→ **What you have to do**:
With the pictures omitted, write out the entries that follow exactly as they stand.

Records from a dataset
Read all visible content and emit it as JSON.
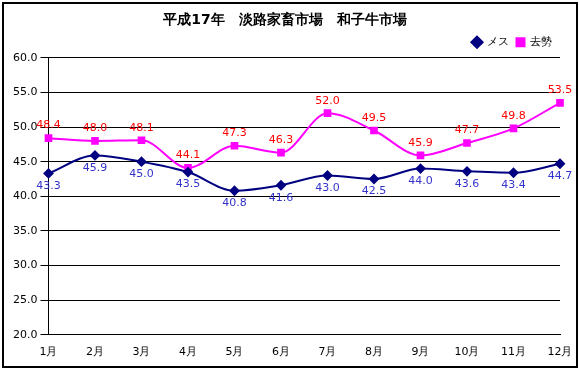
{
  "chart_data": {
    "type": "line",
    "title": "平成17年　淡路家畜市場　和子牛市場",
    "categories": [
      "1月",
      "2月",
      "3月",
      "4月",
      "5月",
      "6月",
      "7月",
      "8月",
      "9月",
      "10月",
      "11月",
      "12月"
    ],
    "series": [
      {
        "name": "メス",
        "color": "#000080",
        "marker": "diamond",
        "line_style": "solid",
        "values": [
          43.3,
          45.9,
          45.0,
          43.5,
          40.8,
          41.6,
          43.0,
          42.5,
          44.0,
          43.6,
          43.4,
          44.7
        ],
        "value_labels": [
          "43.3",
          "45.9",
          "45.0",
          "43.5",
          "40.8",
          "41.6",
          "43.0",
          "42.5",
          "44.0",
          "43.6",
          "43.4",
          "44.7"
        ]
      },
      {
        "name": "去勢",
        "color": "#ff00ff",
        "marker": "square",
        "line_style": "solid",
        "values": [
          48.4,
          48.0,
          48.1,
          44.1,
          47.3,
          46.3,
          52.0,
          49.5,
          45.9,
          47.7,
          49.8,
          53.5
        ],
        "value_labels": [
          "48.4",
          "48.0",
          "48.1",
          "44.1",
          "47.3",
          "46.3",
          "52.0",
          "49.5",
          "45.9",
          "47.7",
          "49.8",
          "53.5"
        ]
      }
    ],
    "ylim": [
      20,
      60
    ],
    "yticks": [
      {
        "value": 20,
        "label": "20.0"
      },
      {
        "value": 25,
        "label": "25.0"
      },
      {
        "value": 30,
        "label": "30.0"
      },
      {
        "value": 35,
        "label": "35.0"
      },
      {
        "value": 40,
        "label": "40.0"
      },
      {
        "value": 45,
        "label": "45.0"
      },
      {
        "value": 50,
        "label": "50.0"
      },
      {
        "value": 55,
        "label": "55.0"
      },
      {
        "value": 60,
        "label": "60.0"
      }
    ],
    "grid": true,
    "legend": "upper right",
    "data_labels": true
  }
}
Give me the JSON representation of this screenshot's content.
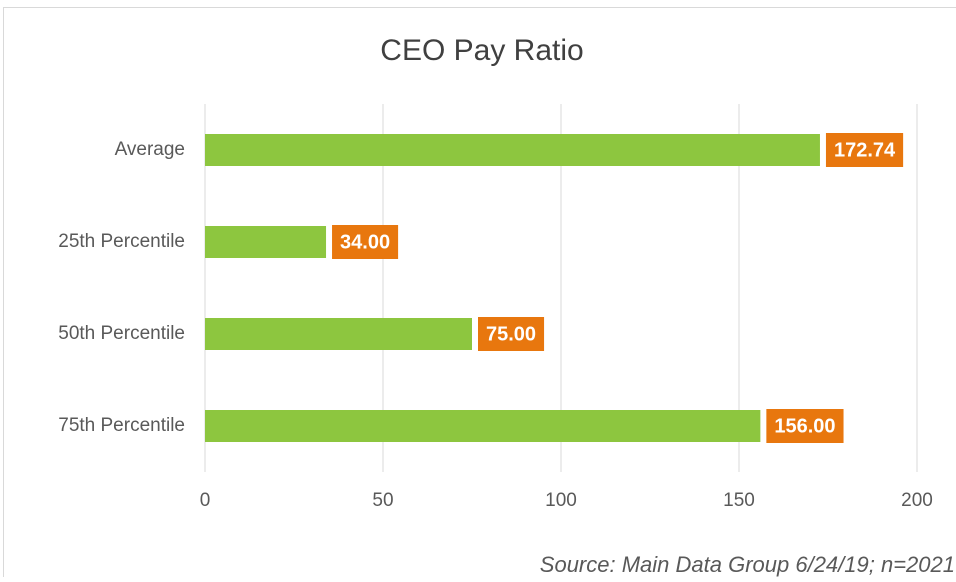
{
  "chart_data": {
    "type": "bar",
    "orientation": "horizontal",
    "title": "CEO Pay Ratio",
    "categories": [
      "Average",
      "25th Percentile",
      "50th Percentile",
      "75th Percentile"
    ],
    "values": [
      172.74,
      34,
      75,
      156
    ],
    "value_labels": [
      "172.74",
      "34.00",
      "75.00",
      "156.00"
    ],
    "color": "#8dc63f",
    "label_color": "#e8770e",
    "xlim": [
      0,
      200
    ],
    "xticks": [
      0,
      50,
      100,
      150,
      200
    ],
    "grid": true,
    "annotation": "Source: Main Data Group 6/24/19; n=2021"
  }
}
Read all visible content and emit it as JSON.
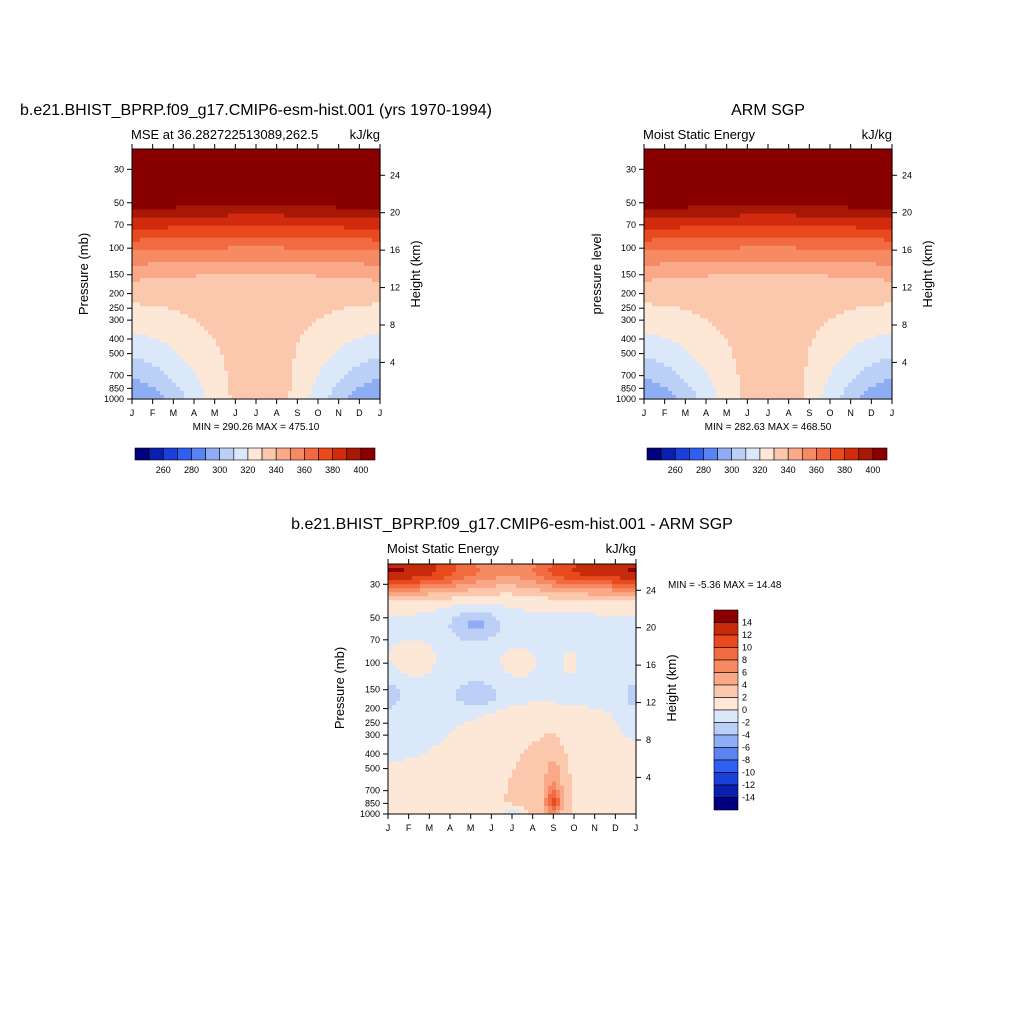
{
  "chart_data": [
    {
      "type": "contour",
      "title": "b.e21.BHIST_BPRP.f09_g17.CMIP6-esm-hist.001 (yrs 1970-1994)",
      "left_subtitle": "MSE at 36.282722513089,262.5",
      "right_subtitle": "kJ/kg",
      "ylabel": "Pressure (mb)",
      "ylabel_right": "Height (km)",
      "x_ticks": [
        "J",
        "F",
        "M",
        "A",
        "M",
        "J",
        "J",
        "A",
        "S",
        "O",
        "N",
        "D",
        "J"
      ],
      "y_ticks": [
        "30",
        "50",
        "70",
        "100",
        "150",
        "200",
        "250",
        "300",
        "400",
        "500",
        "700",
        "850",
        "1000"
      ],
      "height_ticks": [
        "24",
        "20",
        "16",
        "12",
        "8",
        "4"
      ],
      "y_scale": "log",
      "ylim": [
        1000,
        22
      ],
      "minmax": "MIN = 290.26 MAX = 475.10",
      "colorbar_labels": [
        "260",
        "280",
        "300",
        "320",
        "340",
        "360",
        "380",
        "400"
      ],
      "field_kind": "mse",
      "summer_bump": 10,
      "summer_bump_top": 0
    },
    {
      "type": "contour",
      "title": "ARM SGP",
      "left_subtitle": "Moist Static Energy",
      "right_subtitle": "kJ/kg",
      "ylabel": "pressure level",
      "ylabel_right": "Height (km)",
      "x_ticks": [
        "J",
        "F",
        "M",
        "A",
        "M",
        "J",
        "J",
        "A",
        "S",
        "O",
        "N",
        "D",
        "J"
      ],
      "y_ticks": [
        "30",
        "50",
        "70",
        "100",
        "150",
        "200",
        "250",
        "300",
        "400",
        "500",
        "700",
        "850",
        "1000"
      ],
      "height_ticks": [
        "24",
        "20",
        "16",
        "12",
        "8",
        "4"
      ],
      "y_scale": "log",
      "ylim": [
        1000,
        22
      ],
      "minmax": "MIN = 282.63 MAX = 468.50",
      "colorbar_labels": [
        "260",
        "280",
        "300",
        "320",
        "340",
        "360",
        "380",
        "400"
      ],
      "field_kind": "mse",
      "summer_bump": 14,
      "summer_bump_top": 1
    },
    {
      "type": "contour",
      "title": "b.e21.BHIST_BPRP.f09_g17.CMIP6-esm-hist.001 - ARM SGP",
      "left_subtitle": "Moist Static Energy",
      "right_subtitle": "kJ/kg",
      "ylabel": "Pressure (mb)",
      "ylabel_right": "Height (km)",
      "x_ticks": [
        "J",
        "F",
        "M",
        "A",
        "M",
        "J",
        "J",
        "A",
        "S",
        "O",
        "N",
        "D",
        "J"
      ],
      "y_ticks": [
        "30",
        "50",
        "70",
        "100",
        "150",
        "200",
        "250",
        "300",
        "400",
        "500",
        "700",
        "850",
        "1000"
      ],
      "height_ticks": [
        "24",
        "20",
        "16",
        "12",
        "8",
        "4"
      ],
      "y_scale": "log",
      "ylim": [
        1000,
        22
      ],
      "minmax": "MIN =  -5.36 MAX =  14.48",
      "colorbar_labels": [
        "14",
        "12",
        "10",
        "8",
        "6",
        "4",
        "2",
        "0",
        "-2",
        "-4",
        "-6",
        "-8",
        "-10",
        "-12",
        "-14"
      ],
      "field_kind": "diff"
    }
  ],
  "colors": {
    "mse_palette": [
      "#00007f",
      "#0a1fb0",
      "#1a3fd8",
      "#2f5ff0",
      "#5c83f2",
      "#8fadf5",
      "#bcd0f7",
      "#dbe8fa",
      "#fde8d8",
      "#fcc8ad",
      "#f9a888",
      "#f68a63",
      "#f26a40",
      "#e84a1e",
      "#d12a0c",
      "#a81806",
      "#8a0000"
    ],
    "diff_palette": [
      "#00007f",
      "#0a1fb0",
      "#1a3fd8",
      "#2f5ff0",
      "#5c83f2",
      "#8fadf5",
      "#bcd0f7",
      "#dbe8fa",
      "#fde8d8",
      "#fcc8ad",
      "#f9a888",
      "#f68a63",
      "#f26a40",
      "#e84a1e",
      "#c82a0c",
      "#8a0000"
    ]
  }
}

→ **Answer to the exercise**:
Read all visible content and emit it as JSON.
{
  "chart_data": {
    "type": "line",
    "title": "平成17年　淡路家畜市場　和子牛市場",
    "categories": [
      "1月",
      "2月",
      "3月",
      "4月",
      "5月",
      "6月",
      "7月",
      "8月",
      "9月",
      "10月",
      "11月",
      "12月"
    ],
    "series": [
      {
        "name": "メス",
        "color": "#000080",
        "marker": "diamond",
        "line_style": "solid",
        "values": [
          43.3,
          45.9,
          45.0,
          43.5,
          40.8,
          41.6,
          43.0,
          42.5,
          44.0,
          43.6,
          43.4,
          44.7
        ],
        "value_labels": [
          "43.3",
          "45.9",
          "45.0",
          "43.5",
          "40.8",
          "41.6",
          "43.0",
          "42.5",
          "44.0",
          "43.6",
          "43.4",
          "44.7"
        ]
      },
      {
        "name": "去勢",
        "color": "#ff00ff",
        "marker": "square",
        "line_style": "solid",
        "values": [
          48.4,
          48.0,
          48.1,
          44.1,
          47.3,
          46.3,
          52.0,
          49.5,
          45.9,
          47.7,
          49.8,
          53.5
        ],
        "value_labels": [
          "48.4",
          "48.0",
          "48.1",
          "44.1",
          "47.3",
          "46.3",
          "52.0",
          "49.5",
          "45.9",
          "47.7",
          "49.8",
          "53.5"
        ]
      }
    ],
    "ylim": [
      20,
      60
    ],
    "yticks": [
      {
        "value": 20,
        "label": "20.0"
      },
      {
        "value": 25,
        "label": "25.0"
      },
      {
        "value": 30,
        "label": "30.0"
      },
      {
        "value": 35,
        "label": "35.0"
      },
      {
        "value": 40,
        "label": "40.0"
      },
      {
        "value": 45,
        "label": "45.0"
      },
      {
        "value": 50,
        "label": "50.0"
      },
      {
        "value": 55,
        "label": "55.0"
      },
      {
        "value": 60,
        "label": "60.0"
      }
    ],
    "grid": true,
    "legend": "upper right",
    "data_labels": true
  }
}
Give me the JSON representation of this screenshot's content.
{
  "chart_data": {
    "type": "bar",
    "orientation": "horizontal",
    "title": "CEO Pay Ratio",
    "categories": [
      "Average",
      "25th Percentile",
      "50th Percentile",
      "75th Percentile"
    ],
    "values": [
      172.74,
      34,
      75,
      156
    ],
    "value_labels": [
      "172.74",
      "34.00",
      "75.00",
      "156.00"
    ],
    "color": "#8dc63f",
    "label_color": "#e8770e",
    "xlim": [
      0,
      200
    ],
    "xticks": [
      0,
      50,
      100,
      150,
      200
    ],
    "grid": true,
    "annotation": "Source: Main Data Group 6/24/19; n=2021"
  }
}
Read all visible content and emit it as JSON.
{
  "chart_data": [
    {
      "type": "contour",
      "title": "b.e21.BHIST_BPRP.f09_g17.CMIP6-esm-hist.001 (yrs 1970-1994)",
      "left_subtitle": "MSE at 36.282722513089,262.5",
      "right_subtitle": "kJ/kg",
      "ylabel": "Pressure (mb)",
      "ylabel_right": "Height (km)",
      "x_ticks": [
        "J",
        "F",
        "M",
        "A",
        "M",
        "J",
        "J",
        "A",
        "S",
        "O",
        "N",
        "D",
        "J"
      ],
      "y_ticks": [
        "30",
        "50",
        "70",
        "100",
        "150",
        "200",
        "250",
        "300",
        "400",
        "500",
        "700",
        "850",
        "1000"
      ],
      "height_ticks": [
        "24",
        "20",
        "16",
        "12",
        "8",
        "4"
      ],
      "y_scale": "log",
      "ylim": [
        1000,
        22
      ],
      "minmax": "MIN = 290.26 MAX = 475.10",
      "colorbar_labels": [
        "260",
        "280",
        "300",
        "320",
        "340",
        "360",
        "380",
        "400"
      ],
      "field_kind": "mse",
      "summer_bump": 10,
      "summer_bump_top": 0
    },
    {
      "type": "contour",
      "title": "ARM SGP",
      "left_subtitle": "Moist Static Energy",
      "right_subtitle": "kJ/kg",
      "ylabel": "pressure level",
      "ylabel_right": "Height (km)",
      "x_ticks": [
        "J",
        "F",
        "M",
        "A",
        "M",
        "J",
        "J",
        "A",
        "S",
        "O",
        "N",
        "D",
        "J"
      ],
      "y_ticks": [
        "30",
        "50",
        "70",
        "100",
        "150",
        "200",
        "250",
        "300",
        "400",
        "500",
        "700",
        "850",
        "1000"
      ],
      "height_ticks": [
        "24",
        "20",
        "16",
        "12",
        "8",
        "4"
      ],
      "y_scale": "log",
      "ylim": [
        1000,
        22
      ],
      "minmax": "MIN = 282.63 MAX = 468.50",
      "colorbar_labels": [
        "260",
        "280",
        "300",
        "320",
        "340",
        "360",
        "380",
        "400"
      ],
      "field_kind": "mse",
      "summer_bump": 14,
      "summer_bump_top": 1
    },
    {
      "type": "contour",
      "title": "b.e21.BHIST_BPRP.f09_g17.CMIP6-esm-hist.001 - ARM SGP",
      "left_subtitle": "Moist Static Energy",
      "right_subtitle": "kJ/kg",
      "ylabel": "Pressure (mb)",
      "ylabel_right": "Height (km)",
      "x_ticks": [
        "J",
        "F",
        "M",
        "A",
        "M",
        "J",
        "J",
        "A",
        "S",
        "O",
        "N",
        "D",
        "J"
      ],
      "y_ticks": [
        "30",
        "50",
        "70",
        "100",
        "150",
        "200",
        "250",
        "300",
        "400",
        "500",
        "700",
        "850",
        "1000"
      ],
      "height_ticks": [
        "24",
        "20",
        "16",
        "12",
        "8",
        "4"
      ],
      "y_scale": "log",
      "ylim": [
        1000,
        22
      ],
      "minmax": "MIN =  -5.36 MAX =  14.48",
      "colorbar_labels": [
        "14",
        "12",
        "10",
        "8",
        "6",
        "4",
        "2",
        "0",
        "-2",
        "-4",
        "-6",
        "-8",
        "-10",
        "-12",
        "-14"
      ],
      "field_kind": "diff"
    }
  ],
  "colors": {
    "mse_palette": [
      "#00007f",
      "#0a1fb0",
      "#1a3fd8",
      "#2f5ff0",
      "#5c83f2",
      "#8fadf5",
      "#bcd0f7",
      "#dbe8fa",
      "#fde8d8",
      "#fcc8ad",
      "#f9a888",
      "#f68a63",
      "#f26a40",
      "#e84a1e",
      "#d12a0c",
      "#a81806",
      "#8a0000"
    ],
    "diff_palette": [
      "#00007f",
      "#0a1fb0",
      "#1a3fd8",
      "#2f5ff0",
      "#5c83f2",
      "#8fadf5",
      "#bcd0f7",
      "#dbe8fa",
      "#fde8d8",
      "#fcc8ad",
      "#f9a888",
      "#f68a63",
      "#f26a40",
      "#e84a1e",
      "#c82a0c",
      "#8a0000"
    ]
  }
}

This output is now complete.